**Your objective:** What lines of the data include the string "this"? Copy them all.

** Start **

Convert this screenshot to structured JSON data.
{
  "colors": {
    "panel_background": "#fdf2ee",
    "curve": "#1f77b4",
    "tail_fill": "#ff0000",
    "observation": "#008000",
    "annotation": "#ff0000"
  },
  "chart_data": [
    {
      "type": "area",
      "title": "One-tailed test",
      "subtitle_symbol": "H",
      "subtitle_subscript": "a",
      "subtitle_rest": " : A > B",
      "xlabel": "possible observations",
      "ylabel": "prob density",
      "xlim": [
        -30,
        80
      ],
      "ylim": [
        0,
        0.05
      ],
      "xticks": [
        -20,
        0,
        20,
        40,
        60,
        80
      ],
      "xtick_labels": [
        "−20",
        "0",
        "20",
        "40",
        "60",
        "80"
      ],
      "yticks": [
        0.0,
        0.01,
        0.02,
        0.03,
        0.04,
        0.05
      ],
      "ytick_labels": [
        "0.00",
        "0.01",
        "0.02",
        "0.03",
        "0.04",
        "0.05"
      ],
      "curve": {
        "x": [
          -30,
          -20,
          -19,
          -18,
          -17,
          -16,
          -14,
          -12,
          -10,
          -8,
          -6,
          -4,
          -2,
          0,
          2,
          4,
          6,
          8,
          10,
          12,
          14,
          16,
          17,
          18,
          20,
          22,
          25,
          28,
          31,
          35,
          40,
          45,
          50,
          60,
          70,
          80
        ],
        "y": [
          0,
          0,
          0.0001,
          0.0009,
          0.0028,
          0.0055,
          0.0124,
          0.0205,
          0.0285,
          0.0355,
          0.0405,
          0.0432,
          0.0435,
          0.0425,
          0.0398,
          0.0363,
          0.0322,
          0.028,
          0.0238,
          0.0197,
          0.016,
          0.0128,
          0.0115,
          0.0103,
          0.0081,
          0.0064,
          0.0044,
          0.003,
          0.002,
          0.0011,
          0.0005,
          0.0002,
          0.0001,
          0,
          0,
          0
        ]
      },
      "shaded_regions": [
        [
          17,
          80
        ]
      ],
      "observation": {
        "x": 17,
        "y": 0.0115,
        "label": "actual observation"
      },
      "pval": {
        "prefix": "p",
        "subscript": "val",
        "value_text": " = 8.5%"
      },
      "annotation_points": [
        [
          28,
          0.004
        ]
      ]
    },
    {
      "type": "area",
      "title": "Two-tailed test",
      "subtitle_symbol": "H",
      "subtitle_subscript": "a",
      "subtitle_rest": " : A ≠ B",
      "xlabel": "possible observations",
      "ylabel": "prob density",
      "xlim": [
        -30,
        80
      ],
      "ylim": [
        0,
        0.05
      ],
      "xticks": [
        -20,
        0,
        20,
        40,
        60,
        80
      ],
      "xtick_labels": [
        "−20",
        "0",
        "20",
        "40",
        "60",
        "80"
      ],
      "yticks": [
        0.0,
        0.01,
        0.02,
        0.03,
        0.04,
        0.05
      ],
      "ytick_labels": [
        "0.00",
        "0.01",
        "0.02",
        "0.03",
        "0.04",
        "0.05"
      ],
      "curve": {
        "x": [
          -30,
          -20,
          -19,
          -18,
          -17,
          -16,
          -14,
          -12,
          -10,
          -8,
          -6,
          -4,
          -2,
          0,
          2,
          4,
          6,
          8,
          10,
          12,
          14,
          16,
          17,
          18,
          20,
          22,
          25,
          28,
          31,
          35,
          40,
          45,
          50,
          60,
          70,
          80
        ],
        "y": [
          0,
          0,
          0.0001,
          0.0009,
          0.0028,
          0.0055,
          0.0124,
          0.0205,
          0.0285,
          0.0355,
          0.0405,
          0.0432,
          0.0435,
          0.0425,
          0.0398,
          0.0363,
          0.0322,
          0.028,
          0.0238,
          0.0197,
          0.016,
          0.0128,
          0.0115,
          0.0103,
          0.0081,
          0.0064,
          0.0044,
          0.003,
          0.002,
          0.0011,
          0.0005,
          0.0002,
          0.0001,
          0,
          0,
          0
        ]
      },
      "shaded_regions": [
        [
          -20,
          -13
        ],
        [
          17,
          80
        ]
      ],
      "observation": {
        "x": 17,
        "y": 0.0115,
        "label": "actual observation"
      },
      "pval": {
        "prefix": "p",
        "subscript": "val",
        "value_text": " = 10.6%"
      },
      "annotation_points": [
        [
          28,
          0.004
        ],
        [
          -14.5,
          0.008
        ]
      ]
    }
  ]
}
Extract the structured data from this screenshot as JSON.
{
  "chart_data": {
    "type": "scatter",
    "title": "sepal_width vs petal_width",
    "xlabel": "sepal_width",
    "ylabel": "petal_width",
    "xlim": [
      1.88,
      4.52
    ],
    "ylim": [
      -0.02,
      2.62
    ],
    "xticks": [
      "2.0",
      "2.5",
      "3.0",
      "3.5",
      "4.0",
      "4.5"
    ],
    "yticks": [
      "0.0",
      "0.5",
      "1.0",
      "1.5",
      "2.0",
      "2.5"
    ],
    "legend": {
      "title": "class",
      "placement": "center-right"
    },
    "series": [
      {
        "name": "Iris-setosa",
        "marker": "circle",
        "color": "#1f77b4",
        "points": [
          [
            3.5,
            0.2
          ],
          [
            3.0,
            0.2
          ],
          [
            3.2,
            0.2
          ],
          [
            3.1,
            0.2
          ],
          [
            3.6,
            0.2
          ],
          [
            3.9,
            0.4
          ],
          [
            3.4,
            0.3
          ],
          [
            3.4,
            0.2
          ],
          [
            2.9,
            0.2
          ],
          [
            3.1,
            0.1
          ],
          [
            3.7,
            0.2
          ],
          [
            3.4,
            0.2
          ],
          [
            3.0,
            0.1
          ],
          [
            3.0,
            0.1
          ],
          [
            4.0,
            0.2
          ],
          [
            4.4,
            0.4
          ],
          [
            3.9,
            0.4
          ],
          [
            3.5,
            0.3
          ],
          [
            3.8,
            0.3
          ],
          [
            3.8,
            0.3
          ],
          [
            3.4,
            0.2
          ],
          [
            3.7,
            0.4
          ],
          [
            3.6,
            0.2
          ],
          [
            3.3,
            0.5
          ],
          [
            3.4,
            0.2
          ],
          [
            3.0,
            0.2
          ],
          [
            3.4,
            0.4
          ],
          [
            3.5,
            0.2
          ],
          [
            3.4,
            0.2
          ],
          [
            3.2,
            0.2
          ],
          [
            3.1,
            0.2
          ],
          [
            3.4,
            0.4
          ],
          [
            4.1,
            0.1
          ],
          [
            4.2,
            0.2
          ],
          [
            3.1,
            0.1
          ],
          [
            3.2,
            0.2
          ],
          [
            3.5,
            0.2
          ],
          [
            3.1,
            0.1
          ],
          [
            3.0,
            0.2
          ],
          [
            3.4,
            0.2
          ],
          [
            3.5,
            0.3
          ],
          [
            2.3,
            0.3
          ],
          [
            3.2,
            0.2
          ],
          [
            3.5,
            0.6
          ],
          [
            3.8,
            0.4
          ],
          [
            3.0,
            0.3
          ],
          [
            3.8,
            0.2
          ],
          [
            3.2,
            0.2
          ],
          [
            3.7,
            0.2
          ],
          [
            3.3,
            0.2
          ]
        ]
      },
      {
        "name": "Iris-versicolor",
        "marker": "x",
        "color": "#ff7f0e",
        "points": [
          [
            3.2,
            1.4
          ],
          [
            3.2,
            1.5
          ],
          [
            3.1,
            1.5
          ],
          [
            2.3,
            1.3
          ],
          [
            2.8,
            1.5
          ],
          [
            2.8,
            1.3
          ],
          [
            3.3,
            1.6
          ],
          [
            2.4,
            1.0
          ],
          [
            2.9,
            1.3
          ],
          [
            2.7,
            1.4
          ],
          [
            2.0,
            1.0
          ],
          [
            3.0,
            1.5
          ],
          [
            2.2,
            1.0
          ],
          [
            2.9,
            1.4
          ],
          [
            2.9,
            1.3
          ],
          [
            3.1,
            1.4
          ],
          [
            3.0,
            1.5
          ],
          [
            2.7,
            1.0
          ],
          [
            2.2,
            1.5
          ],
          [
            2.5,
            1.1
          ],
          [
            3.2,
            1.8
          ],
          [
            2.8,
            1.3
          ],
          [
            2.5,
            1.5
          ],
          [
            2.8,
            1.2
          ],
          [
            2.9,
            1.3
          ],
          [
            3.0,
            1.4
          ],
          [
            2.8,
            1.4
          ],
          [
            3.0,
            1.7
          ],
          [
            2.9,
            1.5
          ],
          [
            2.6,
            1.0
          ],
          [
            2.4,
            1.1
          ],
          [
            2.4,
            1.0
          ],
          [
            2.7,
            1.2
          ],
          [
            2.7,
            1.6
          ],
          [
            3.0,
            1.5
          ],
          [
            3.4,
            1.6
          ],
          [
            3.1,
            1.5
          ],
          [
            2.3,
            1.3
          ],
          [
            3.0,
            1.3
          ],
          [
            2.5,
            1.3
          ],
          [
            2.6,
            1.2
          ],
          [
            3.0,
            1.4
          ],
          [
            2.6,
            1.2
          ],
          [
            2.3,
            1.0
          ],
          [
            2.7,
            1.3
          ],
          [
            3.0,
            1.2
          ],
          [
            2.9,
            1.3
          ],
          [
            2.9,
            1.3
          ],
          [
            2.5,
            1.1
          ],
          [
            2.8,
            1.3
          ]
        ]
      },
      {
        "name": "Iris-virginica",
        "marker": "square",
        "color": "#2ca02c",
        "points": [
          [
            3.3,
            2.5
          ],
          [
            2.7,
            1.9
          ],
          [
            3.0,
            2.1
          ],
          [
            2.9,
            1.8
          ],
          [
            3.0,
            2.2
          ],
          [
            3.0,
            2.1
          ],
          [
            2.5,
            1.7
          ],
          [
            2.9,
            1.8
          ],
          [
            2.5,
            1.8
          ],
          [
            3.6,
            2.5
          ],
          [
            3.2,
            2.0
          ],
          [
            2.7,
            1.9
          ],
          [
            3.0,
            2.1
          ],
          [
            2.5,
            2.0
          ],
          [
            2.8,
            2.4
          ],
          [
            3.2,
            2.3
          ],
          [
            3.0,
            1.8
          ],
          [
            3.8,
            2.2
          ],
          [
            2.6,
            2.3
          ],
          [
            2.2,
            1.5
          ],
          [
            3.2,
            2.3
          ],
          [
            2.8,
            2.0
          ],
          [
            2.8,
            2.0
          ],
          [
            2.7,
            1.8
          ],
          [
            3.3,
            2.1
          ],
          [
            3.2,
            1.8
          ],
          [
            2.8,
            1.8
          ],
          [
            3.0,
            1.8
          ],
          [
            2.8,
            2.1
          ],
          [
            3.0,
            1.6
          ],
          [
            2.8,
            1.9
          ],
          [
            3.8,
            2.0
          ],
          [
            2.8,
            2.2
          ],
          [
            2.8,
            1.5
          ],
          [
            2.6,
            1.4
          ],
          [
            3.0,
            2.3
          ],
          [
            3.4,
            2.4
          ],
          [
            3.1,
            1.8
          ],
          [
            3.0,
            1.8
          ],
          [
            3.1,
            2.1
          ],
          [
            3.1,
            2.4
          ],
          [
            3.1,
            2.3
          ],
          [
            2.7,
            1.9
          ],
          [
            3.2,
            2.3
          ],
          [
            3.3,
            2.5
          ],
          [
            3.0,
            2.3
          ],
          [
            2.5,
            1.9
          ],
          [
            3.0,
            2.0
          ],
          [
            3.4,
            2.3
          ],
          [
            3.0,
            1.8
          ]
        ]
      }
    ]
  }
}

** End **

**The solution:**
Convert this screenshot to structured JSON data.
Extract the structured data from this screenshot as JSON.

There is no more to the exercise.